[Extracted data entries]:
↓↓↓

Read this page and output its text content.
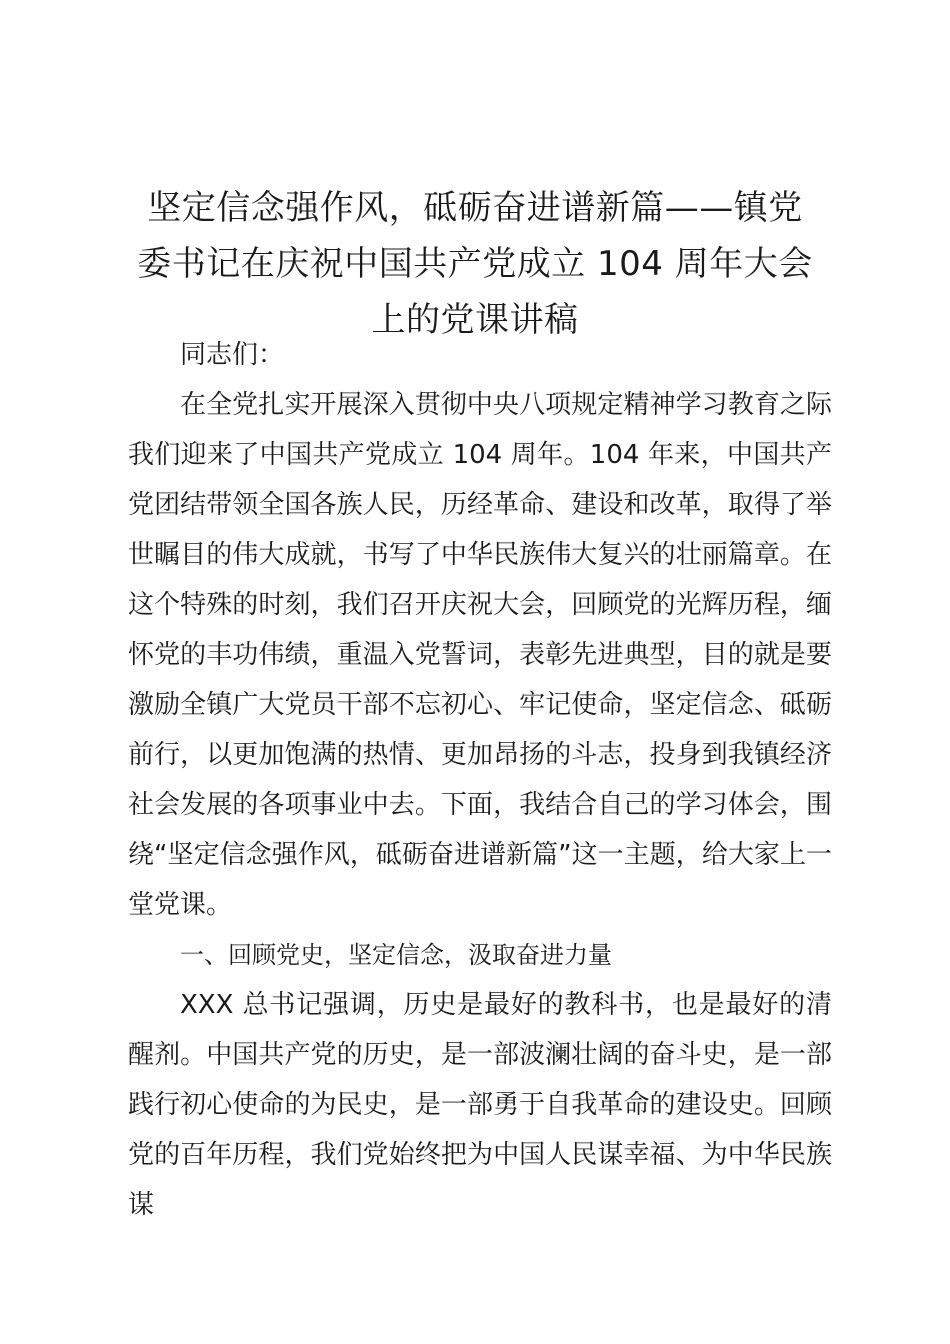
坚定信念强作风，砥砺奋进谱新篇——镇党
委书记在庆祝中国共产党成立 104 周年大会
上的党课讲稿

同志们：

在全党扎实开展深入贯彻中央八项规定精神学习教育之际我们迎来了中国共产党成立 104 周年。104 年来，中国共产党团结带领全国各族人民，历经革命、建设和改革，取得了举世瞩目的伟大成就，书写了中华民族伟大复兴的壮丽篇章。在这个特殊的时刻，我们召开庆祝大会，回顾党的光辉历程，缅怀党的丰功伟绩，重温入党誓词，表彰先进典型，目的就是要激励全镇广大党员干部不忘初心、牢记使命，坚定信念、砥砺前行，以更加饱满的热情、更加昂扬的斗志，投身到我镇经济社会发展的各项事业中去。下面，我结合自己的学习体会，围绕“坚定信念强作风，砥砺奋进谱新篇”这一主题，给大家上一堂党课。

一、回顾党史，坚定信念，汲取奋进力量

XXX 总书记强调，历史是最好的教科书，也是最好的清醒剂。中国共产党的历史，是一部波澜壮阔的奋斗史，是一部践行初心使命的为民史，是一部勇于自我革命的建设史。回顾党的百年历程，我们党始终把为中国人民谋幸福、为中华民族谋
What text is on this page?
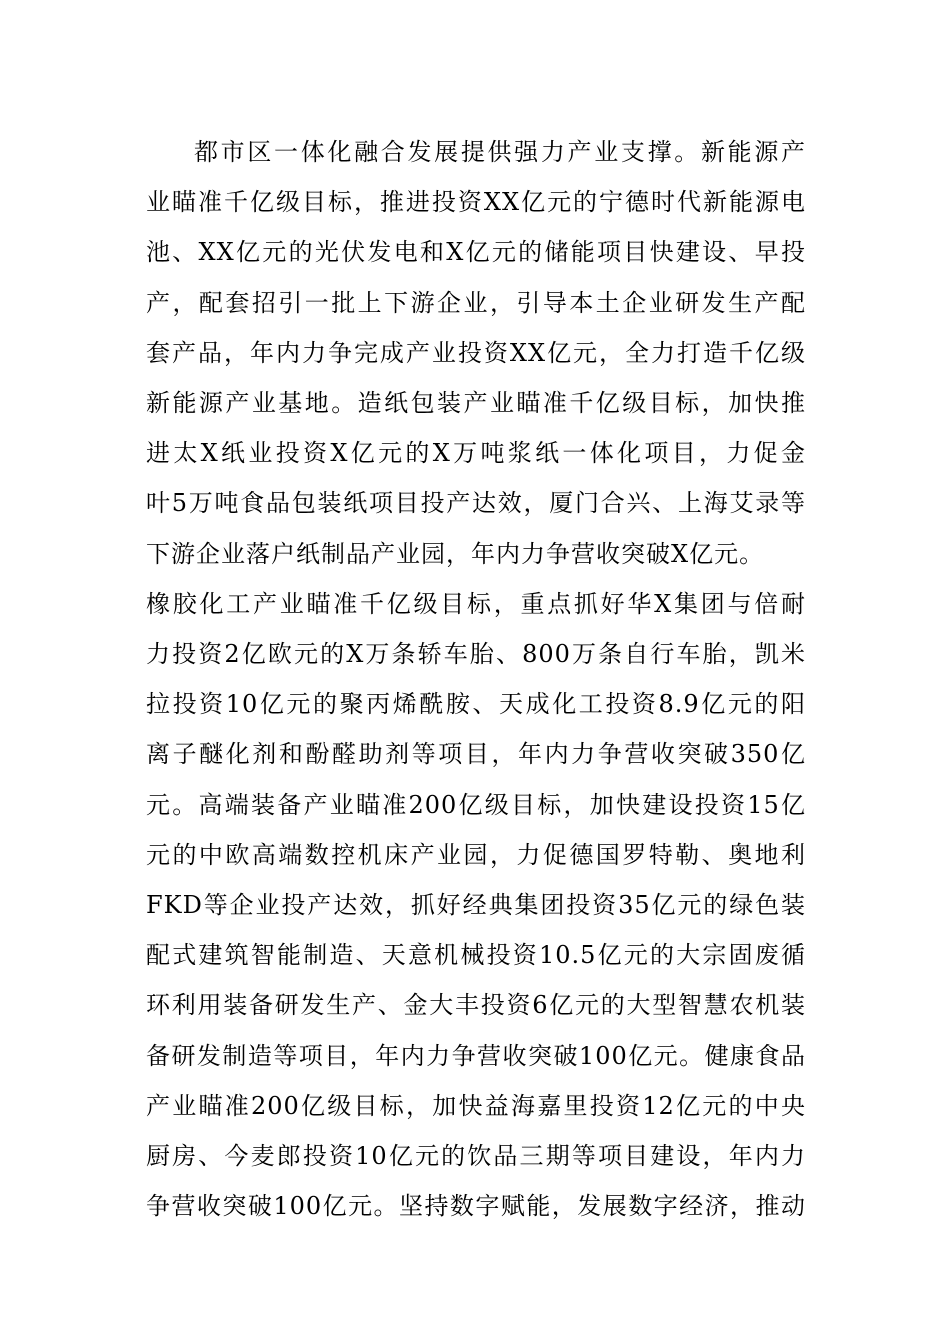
都市区一体化融合发展提供强力产业支撑。新能源产
业瞄准千亿级目标，推进投资XX亿元的宁德时代新能源电
池、XX亿元的光伏发电和X亿元的储能项目快建设、早投
产，配套招引一批上下游企业，引导本土企业研发生产配
套产品，年内力争完成产业投资XX亿元，全力打造千亿级
新能源产业基地。造纸包装产业瞄准千亿级目标，加快推
进太X纸业投资X亿元的X万吨浆纸一体化项目，力促金
叶5万吨食品包装纸项目投产达效，厦门合兴、上海艾录等
下游企业落户纸制品产业园，年内力争营收突破X亿元。
橡胶化工产业瞄准千亿级目标，重点抓好华X集团与倍耐
力投资2亿欧元的X万条轿车胎、800万条自行车胎，凯米
拉投资10亿元的聚丙烯酰胺、天成化工投资8.9亿元的阳
离子醚化剂和酚醛助剂等项目，年内力争营收突破350亿
元。高端装备产业瞄准200亿级目标，加快建设投资15亿
元的中欧高端数控机床产业园，力促德国罗特勒、奥地利
FKD等企业投产达效，抓好经典集团投资35亿元的绿色装
配式建筑智能制造、天意机械投资10.5亿元的大宗固废循
环利用装备研发生产、金大丰投资6亿元的大型智慧农机装
备研发制造等项目，年内力争营收突破100亿元。健康食品
产业瞄准200亿级目标，加快益海嘉里投资12亿元的中央
厨房、今麦郎投资10亿元的饮品三期等项目建设，年内力
争营收突破100亿元。坚持数字赋能，发展数字经济，推动
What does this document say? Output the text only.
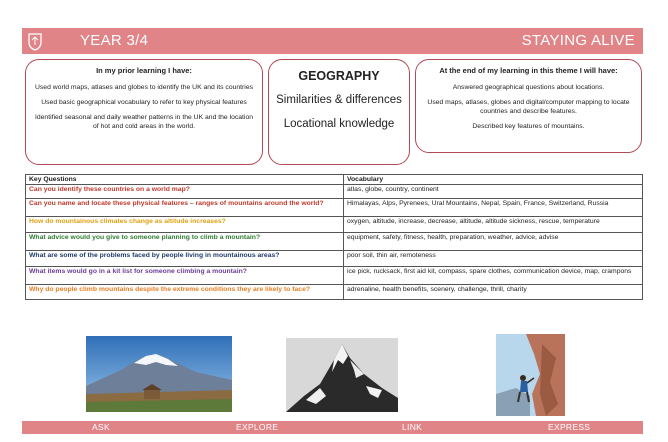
YEAR 3/4	STAYING ALIVE
In my prior learning I have:

Used world maps, atlases and globes to identify the UK and its countries

Used basic geographical vocabulary to refer to key physical features

Identified seasonal and daily weather patterns in the UK and the location of hot and cold areas in the world.

GEOGRAPHY
Similarities & differences
Locational knowledge
At the end of my learning in this theme I will have:

Answered geographical questions about locations.

Used maps, atlases, globes and digital/computer mapping to locate countries and describe features.

Described key features of mountains.

Key Questions	Vocabulary
Can you identify these countries on a world map?	atlas, globe, country, continent
Can you name and locate these physical features – ranges of mountains around the world?	Himalayas, Alps, Pyrenees, Ural Mountains, Nepal, Spain, France, Switzerland, Russia
How do mountainous climates change as altitude increases?	oxygen, altitude, increase, decrease, altitude, altitude sickness, rescue, temperature
What advice would you give to someone planning to climb a mountain?	equipment, safety, fitness, health, preparation, weather, advice, advise
What are some of the problems faced by people living in mountainous areas?	poor soil, thin air, remoteness
What items would go in a kit list for someone climbing a mountain?	ice pick, rucksack, first aid kit, compass, spare clothes, communication device, map, crampons
Why do people climb mountains despite the extreme conditions they are likely to face?	adrenaline, health benefits, scenery, challenge, thrill, charity
ASK	EXPLORE	LINK	EXPRESS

↑↑↑

[AIM]: Write every entry out again exactly, dropping the pictures.

[ANSWER TO THIS EXERCISE]:
Read this page and output its text content.
坚定信念强作风，砥砺奋进谱新篇——镇党
委书记在庆祝中国共产党成立 104 周年大会
上的党课讲稿

同志们：

在全党扎实开展深入贯彻中央八项规定精神学习教育之际我们迎来了中国共产党成立 104 周年。104 年来，中国共产党团结带领全国各族人民，历经革命、建设和改革，取得了举世瞩目的伟大成就，书写了中华民族伟大复兴的壮丽篇章。在这个特殊的时刻，我们召开庆祝大会，回顾党的光辉历程，缅怀党的丰功伟绩，重温入党誓词，表彰先进典型，目的就是要激励全镇广大党员干部不忘初心、牢记使命，坚定信念、砥砺前行，以更加饱满的热情、更加昂扬的斗志，投身到我镇经济社会发展的各项事业中去。下面，我结合自己的学习体会，围绕“坚定信念强作风，砥砺奋进谱新篇”这一主题，给大家上一堂党课。

一、回顾党史，坚定信念，汲取奋进力量

XXX 总书记强调，历史是最好的教科书，也是最好的清醒剂。中国共产党的历史，是一部波澜壮阔的奋斗史，是一部践行初心使命的为民史，是一部勇于自我革命的建设史。回顾党的百年历程，我们党始终把为中国人民谋幸福、为中华民族谋
What text is on this page?
都市区一体化融合发展提供强力产业支撑。新能源产
业瞄准千亿级目标，推进投资XX亿元的宁德时代新能源电
池、XX亿元的光伏发电和X亿元的储能项目快建设、早投
产，配套招引一批上下游企业，引导本土企业研发生产配
套产品，年内力争完成产业投资XX亿元，全力打造千亿级
新能源产业基地。造纸包装产业瞄准千亿级目标，加快推
进太X纸业投资X亿元的X万吨浆纸一体化项目，力促金
叶5万吨食品包装纸项目投产达效，厦门合兴、上海艾录等
下游企业落户纸制品产业园，年内力争营收突破X亿元。
橡胶化工产业瞄准千亿级目标，重点抓好华X集团与倍耐
力投资2亿欧元的X万条轿车胎、800万条自行车胎，凯米
拉投资10亿元的聚丙烯酰胺、天成化工投资8.9亿元的阳
离子醚化剂和酚醛助剂等项目，年内力争营收突破350亿
元。高端装备产业瞄准200亿级目标，加快建设投资15亿
元的中欧高端数控机床产业园，力促德国罗特勒、奥地利
FKD等企业投产达效，抓好经典集团投资35亿元的绿色装
配式建筑智能制造、天意机械投资10.5亿元的大宗固废循
环利用装备研发生产、金大丰投资6亿元的大型智慧农机装
备研发制造等项目，年内力争营收突破100亿元。健康食品
产业瞄准200亿级目标，加快益海嘉里投资12亿元的中央
厨房、今麦郎投资10亿元的饮品三期等项目建设，年内力
争营收突破100亿元。坚持数字赋能，发展数字经济，推动
What does this document say? Output the text only.
YEAR 3/4	STAYING ALIVE
In my prior learning I have:

Used world maps, atlases and globes to identify the UK and its countries

Used basic geographical vocabulary to refer to key physical features

Identified seasonal and daily weather patterns in the UK and the location of hot and cold areas in the world.

GEOGRAPHY
Similarities & differences
Locational knowledge
At the end of my learning in this theme I will have:

Answered geographical questions about locations.

Used maps, atlases, globes and digital/computer mapping to locate countries and describe features.

Described key features of mountains.

Key Questions	Vocabulary
Can you identify these countries on a world map?	atlas, globe, country, continent
Can you name and locate these physical features – ranges of mountains around the world?	Himalayas, Alps, Pyrenees, Ural Mountains, Nepal, Spain, France, Switzerland, Russia
How do mountainous climates change as altitude increases?	oxygen, altitude, increase, decrease, altitude, altitude sickness, rescue, temperature
What advice would you give to someone planning to climb a mountain?	equipment, safety, fitness, health, preparation, weather, advice, advise
What are some of the problems faced by people living in mountainous areas?	poor soil, thin air, remoteness
What items would go in a kit list for someone climbing a mountain?	ice pick, rucksack, first aid kit, compass, spare clothes, communication device, map, crampons
Why do people climb mountains despite the extreme conditions they are likely to face?	adrenaline, health benefits, scenery, challenge, thrill, charity
ASK	EXPLORE	LINK	EXPRESS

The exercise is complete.